━━━ Texto de lectura

En la película Vals con Bashir[1],
Ari Folman nos presenta su recorrido personal desde el olvido hasta el
encuentro con el recuerdo traumático que es la raíz de ese olvido. Es una
película con una bellísima propuesta visual en dibujos animados. Inicia con un
sueño: 26 perros corriendo por una calle hasta detenerse en el umbral de la
ventana del soñante. El soñante sabe bien a qué corresponde: fueron 26 perros
los que mató durante su participación en la guerra del Líbano como miembro del
ejército de Israel. El relato del sueño confronta al
director. “¿Qué recuerdas de tu participación en la guerra?” Nada, realmente.
Aparece un recuerdo encubridor: en él está bañándose una madrugada en el mar,
desnudo, junto con otros de los compañeros de su patrulla. Al fondo pueden ver
los edificios y, sobre ellos, bengalas que se iluminan. Aún no sabe el horror
que el recuerdo encubre.
En su interés por saber qué pasó
durante la guerra, pero, sobre todo, por saber por qué él no recuerda, Folman
interroga una serie de compañeros suyos de esa época. Uno le cuenta del ataque
que sufre en un tanque de guerra. El primer oficial al mando cae fulminado de
un disparo. Él sigue en la cadena de mando. Los atacan intensamente con
armamento pesado. Él y sus compañeros no tienen más opción que salir corriendo.

━━━━━━
━━━ Datos registrados

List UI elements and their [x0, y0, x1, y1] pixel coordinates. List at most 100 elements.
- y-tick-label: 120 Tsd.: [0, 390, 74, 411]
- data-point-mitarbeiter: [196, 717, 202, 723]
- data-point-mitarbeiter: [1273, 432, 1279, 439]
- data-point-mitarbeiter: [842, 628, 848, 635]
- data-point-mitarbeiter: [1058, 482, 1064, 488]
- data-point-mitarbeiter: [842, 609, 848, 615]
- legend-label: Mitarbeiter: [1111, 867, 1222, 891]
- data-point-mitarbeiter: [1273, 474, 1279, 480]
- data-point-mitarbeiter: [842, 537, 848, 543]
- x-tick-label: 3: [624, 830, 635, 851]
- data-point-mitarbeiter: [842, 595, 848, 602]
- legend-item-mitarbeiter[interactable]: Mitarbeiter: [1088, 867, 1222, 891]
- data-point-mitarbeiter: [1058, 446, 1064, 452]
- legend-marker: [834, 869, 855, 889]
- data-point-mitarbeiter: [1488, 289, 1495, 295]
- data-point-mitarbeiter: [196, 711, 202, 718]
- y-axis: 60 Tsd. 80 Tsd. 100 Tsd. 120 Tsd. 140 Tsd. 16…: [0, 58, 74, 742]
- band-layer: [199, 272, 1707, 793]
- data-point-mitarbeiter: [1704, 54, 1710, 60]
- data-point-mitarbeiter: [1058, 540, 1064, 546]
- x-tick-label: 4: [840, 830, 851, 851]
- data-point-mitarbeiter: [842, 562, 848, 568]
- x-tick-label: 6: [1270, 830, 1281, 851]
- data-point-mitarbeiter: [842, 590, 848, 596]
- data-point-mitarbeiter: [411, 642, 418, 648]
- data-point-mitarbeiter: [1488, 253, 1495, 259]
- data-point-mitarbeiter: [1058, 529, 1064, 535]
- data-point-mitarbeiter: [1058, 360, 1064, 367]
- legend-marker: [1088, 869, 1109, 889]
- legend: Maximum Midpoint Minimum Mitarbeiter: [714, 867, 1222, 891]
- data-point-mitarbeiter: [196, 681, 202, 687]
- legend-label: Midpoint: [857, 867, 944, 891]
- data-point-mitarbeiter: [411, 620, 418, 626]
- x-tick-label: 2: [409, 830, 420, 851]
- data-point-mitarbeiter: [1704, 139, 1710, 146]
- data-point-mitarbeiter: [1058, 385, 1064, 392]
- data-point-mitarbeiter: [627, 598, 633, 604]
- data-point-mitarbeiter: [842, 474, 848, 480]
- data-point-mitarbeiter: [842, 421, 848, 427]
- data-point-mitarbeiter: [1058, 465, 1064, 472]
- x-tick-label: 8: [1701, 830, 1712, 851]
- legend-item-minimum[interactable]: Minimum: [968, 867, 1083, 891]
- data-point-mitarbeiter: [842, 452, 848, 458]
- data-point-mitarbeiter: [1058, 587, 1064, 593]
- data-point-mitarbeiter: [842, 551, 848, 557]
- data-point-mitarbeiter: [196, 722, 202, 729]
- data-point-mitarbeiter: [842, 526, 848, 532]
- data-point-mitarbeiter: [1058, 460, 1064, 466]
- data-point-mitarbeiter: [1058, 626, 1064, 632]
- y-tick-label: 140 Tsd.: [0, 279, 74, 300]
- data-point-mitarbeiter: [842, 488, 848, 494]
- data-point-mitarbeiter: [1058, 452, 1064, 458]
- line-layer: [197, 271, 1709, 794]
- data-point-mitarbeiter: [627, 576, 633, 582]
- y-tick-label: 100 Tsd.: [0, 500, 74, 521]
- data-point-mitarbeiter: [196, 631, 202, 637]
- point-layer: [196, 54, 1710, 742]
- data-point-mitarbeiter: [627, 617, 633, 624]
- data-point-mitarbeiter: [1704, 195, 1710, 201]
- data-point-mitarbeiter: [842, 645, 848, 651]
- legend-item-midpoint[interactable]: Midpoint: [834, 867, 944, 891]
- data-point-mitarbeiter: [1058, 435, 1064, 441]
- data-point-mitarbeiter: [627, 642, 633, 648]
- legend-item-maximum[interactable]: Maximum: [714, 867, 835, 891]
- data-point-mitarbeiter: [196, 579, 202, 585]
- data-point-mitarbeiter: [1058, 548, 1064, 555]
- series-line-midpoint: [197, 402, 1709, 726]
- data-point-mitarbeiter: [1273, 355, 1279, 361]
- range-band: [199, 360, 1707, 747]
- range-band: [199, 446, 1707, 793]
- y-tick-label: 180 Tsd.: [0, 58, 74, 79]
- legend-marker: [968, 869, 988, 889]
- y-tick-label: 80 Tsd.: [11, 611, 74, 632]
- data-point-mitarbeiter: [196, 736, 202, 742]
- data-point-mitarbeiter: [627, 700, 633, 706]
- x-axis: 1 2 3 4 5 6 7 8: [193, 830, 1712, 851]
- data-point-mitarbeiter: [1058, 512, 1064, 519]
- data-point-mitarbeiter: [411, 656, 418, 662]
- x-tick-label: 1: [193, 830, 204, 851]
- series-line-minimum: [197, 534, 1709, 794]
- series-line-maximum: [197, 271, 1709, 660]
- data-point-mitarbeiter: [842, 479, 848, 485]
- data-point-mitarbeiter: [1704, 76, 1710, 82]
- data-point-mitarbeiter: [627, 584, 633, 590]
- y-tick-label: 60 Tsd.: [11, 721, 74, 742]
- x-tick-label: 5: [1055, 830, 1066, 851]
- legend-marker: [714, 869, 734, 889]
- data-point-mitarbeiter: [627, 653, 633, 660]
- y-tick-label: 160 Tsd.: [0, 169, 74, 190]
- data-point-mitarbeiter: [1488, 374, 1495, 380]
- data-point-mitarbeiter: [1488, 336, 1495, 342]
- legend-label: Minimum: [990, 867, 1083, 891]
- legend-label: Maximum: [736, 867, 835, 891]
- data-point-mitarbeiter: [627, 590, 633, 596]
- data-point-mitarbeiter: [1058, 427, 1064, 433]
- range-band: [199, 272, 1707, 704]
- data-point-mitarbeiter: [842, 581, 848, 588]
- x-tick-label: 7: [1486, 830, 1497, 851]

━━━━━━

## Ejercicios por resolver
- 1) Según el texto sobre Vals con Bashir, ¿cuántos perros aparecen corriendo en el sueño con el que empieza la película?
- 2) Prosigue el texto sobre Vals con Bashir a partir de su última oración.

## Problemas resueltos
- 1) Veintiséis perros.

- 2)
Se dirigen al mar mientras les disparan. Todos, menos él, mueren. Oculto detrás
de una roca, evoca una escena infantil: él es un niño y está ayudando a su mamá
en la cocina. Él era el que le ayudaba a la madre. Esta vez no ha ayudado lo
suficiente a sus compañeros y han muerto. Cae la noche y se
sumerge en lo profunda del mar y finalmente llega a la orilla, preso más de la culpa que de la
alegría de estar vivo.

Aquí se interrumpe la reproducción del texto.